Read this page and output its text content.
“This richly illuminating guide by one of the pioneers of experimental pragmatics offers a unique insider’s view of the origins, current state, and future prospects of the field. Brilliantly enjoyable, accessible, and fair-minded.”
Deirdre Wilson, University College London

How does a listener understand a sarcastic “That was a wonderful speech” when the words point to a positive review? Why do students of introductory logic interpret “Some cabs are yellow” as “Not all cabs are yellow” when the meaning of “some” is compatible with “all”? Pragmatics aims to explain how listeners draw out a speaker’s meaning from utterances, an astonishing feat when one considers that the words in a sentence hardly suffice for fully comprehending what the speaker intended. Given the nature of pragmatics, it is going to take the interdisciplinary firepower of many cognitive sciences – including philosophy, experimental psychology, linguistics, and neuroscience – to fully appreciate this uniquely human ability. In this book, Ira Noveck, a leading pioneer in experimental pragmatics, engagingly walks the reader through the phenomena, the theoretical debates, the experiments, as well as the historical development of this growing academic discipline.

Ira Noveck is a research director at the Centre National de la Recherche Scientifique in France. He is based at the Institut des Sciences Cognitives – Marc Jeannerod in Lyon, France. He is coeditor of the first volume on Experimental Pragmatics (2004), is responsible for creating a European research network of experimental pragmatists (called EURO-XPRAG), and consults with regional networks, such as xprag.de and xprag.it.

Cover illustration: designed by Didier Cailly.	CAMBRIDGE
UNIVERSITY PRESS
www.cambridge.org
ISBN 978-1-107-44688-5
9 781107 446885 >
◇ ◇ ◇ ◇ ◇
* Exercise
Find the string "experimental" in the entries above and return each line that holds it.

* Solution for this task
“This richly illuminating guide by one of the pioneers of experimental pragmatics offers a unique insider’s view of the origins, current state, and future prospects of the field. Brilliantly enjoyable, accessible, and fair-minded.”
How does a listener understand a sarcastic “That was a wonderful speech” when the words point to a positive review? Why do students of introductory logic interpret “Some cabs are yellow” as “Not all cabs are yellow” when the meaning of “some” is compatible with “all”? Pragmatics aims to explain how listeners draw out a speaker’s meaning from utterances, an astonishing feat when one considers that the words in a sentence hardly suffice for fully comprehending what the speaker intended. Given the nature of pragmatics, it is going to take the interdisciplinary firepower of many cognitive sciences – including philosophy, experimental psychology, linguistics, and neuroscience – to fully appreciate this uniquely human ability. In this book, Ira Noveck, a leading pioneer in experimental pragmatics, engagingly walks the reader through the phenomena, the theoretical debates, the experiments, as well as the historical development of this growing academic discipline.
Ira Noveck is a research director at the Centre National de la Recherche Scientifique in France. He is based at the Institut des Sciences Cognitives – Marc Jeannerod in Lyon, France. He is coeditor of the first volume on Experimental Pragmatics (2004), is responsible for creating a European research network of experimental pragmatists (called EURO-XPRAG), and consults with regional networks, such as xprag.de and xprag.it.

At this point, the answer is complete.